ENTRIES
--- Start ---
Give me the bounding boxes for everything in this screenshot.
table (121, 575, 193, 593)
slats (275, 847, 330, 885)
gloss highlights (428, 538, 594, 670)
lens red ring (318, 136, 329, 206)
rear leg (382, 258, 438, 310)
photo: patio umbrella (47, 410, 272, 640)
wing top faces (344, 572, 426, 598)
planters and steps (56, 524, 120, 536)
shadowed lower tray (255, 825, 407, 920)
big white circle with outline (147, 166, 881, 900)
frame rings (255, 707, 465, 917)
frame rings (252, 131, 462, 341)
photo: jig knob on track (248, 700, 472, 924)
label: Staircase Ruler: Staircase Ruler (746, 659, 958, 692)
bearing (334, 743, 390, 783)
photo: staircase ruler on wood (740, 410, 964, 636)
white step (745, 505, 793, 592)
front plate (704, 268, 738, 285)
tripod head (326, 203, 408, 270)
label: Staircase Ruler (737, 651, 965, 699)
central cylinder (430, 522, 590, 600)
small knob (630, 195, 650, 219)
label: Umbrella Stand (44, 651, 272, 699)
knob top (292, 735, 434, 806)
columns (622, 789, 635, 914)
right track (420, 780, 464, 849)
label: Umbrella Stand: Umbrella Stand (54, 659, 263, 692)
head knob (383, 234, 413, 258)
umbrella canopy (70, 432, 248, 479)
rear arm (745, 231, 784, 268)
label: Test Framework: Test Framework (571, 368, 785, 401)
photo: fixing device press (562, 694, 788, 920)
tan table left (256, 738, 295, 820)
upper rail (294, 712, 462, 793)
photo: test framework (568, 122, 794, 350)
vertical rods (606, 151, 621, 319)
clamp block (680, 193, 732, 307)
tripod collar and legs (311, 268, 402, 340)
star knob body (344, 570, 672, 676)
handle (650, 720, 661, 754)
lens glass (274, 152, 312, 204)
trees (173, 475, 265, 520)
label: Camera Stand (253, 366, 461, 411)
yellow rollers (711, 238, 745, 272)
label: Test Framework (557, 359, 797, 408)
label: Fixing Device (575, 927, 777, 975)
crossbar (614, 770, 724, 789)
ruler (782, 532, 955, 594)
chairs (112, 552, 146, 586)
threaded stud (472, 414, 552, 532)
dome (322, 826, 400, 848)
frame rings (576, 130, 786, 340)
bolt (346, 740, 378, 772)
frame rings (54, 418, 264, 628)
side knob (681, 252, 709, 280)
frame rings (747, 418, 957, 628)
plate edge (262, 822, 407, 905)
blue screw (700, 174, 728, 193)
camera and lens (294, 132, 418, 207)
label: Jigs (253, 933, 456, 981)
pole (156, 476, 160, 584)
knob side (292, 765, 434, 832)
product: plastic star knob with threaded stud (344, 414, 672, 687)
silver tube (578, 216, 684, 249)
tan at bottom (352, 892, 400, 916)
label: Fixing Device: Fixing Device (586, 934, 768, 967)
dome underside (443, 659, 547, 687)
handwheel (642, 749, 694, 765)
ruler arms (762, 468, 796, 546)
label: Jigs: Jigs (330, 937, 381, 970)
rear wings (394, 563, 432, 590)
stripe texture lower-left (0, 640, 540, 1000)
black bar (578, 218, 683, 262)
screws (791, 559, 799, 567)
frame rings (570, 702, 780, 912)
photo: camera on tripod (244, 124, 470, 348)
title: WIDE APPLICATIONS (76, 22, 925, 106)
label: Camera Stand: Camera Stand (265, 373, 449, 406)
--- End ---
TASK GOAL
Reproduce all of the entries above, swapping "frame rings" for "circular frames" wherever it occurs and keeping every other character unchanged.

TASK OUTPUT
Give me the bounding boxes for everything in this screenshot.
table (121, 575, 193, 593)
slats (275, 847, 330, 885)
gloss highlights (428, 538, 594, 670)
lens red ring (318, 136, 329, 206)
rear leg (382, 258, 438, 310)
photo: patio umbrella (47, 410, 272, 640)
wing top faces (344, 572, 426, 598)
planters and steps (56, 524, 120, 536)
shadowed lower tray (255, 825, 407, 920)
big white circle with outline (147, 166, 881, 900)
circular frames (255, 707, 465, 917)
circular frames (252, 131, 462, 341)
photo: jig knob on track (248, 700, 472, 924)
label: Staircase Ruler: Staircase Ruler (746, 659, 958, 692)
bearing (334, 743, 390, 783)
photo: staircase ruler on wood (740, 410, 964, 636)
white step (745, 505, 793, 592)
front plate (704, 268, 738, 285)
tripod head (326, 203, 408, 270)
label: Staircase Ruler (737, 651, 965, 699)
central cylinder (430, 522, 590, 600)
small knob (630, 195, 650, 219)
label: Umbrella Stand (44, 651, 272, 699)
knob top (292, 735, 434, 806)
columns (622, 789, 635, 914)
right track (420, 780, 464, 849)
label: Umbrella Stand: Umbrella Stand (54, 659, 263, 692)
head knob (383, 234, 413, 258)
umbrella canopy (70, 432, 248, 479)
rear arm (745, 231, 784, 268)
label: Test Framework: Test Framework (571, 368, 785, 401)
photo: fixing device press (562, 694, 788, 920)
tan table left (256, 738, 295, 820)
upper rail (294, 712, 462, 793)
photo: test framework (568, 122, 794, 350)
vertical rods (606, 151, 621, 319)
clamp block (680, 193, 732, 307)
tripod collar and legs (311, 268, 402, 340)
star knob body (344, 570, 672, 676)
handle (650, 720, 661, 754)
lens glass (274, 152, 312, 204)
trees (173, 475, 265, 520)
label: Camera Stand (253, 366, 461, 411)
yellow rollers (711, 238, 745, 272)
label: Test Framework (557, 359, 797, 408)
label: Fixing Device (575, 927, 777, 975)
crossbar (614, 770, 724, 789)
ruler (782, 532, 955, 594)
chairs (112, 552, 146, 586)
threaded stud (472, 414, 552, 532)
dome (322, 826, 400, 848)
circular frames (576, 130, 786, 340)
bolt (346, 740, 378, 772)
circular frames (54, 418, 264, 628)
side knob (681, 252, 709, 280)
circular frames (747, 418, 957, 628)
plate edge (262, 822, 407, 905)
blue screw (700, 174, 728, 193)
camera and lens (294, 132, 418, 207)
label: Jigs (253, 933, 456, 981)
pole (156, 476, 160, 584)
knob side (292, 765, 434, 832)
product: plastic star knob with threaded stud (344, 414, 672, 687)
silver tube (578, 216, 684, 249)
tan at bottom (352, 892, 400, 916)
label: Fixing Device: Fixing Device (586, 934, 768, 967)
dome underside (443, 659, 547, 687)
handwheel (642, 749, 694, 765)
ruler arms (762, 468, 796, 546)
label: Jigs: Jigs (330, 937, 381, 970)
rear wings (394, 563, 432, 590)
stripe texture lower-left (0, 640, 540, 1000)
black bar (578, 218, 683, 262)
screws (791, 559, 799, 567)
circular frames (570, 702, 780, 912)
photo: camera on tripod (244, 124, 470, 348)
title: WIDE APPLICATIONS (76, 22, 925, 106)
label: Camera Stand: Camera Stand (265, 373, 449, 406)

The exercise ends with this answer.